━━━ EXCERPTED DATA ━━━
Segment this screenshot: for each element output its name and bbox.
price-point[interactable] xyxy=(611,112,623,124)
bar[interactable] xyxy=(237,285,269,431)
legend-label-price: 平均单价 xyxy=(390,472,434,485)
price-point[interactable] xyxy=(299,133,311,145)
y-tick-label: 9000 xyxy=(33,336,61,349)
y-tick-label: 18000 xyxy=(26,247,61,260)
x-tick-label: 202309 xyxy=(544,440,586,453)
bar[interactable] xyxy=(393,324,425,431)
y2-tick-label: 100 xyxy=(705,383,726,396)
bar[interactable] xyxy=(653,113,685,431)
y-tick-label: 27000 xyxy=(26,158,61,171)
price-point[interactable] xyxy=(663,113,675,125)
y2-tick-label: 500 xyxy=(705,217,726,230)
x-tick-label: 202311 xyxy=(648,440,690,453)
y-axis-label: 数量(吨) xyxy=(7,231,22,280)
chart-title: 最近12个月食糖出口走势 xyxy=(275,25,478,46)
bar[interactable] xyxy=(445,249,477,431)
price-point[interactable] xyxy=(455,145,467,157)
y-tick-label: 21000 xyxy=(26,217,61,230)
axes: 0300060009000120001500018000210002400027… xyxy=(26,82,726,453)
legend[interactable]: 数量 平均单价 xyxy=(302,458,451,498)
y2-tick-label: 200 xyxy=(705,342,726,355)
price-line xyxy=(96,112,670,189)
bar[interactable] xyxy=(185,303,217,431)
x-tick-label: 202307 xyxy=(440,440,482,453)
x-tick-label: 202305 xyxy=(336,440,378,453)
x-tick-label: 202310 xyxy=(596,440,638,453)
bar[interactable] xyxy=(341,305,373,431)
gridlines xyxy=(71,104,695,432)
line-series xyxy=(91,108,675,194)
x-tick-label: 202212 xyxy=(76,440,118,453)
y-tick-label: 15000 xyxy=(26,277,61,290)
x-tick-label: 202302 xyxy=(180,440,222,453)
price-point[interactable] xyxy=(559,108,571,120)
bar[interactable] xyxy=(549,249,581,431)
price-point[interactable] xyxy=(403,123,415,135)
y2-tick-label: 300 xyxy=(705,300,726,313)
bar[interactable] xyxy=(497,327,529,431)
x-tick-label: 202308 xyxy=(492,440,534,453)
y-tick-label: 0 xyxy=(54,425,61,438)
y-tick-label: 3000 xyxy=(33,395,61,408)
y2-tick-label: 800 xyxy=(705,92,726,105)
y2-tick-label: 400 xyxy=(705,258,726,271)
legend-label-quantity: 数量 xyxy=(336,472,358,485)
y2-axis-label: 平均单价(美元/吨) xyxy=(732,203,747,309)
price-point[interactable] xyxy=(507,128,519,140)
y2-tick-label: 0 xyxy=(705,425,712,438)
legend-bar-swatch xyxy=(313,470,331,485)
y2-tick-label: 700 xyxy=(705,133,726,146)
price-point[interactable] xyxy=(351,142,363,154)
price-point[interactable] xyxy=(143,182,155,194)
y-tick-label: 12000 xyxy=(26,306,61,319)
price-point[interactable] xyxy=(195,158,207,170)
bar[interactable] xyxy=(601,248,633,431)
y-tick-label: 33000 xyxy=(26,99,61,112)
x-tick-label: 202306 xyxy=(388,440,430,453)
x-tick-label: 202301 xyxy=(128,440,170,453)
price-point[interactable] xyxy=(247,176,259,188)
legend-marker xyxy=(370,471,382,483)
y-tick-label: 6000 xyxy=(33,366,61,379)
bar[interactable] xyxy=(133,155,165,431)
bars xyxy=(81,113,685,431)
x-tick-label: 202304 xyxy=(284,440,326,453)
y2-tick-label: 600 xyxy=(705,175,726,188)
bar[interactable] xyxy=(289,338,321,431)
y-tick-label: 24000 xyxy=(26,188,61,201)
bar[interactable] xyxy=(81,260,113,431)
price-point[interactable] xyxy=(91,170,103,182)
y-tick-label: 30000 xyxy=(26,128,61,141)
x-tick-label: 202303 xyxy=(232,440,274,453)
━━━
Count the lines in the data above that contain the string "平均单价", and reply with the number only.

▶ [FULL ANSWER]:
3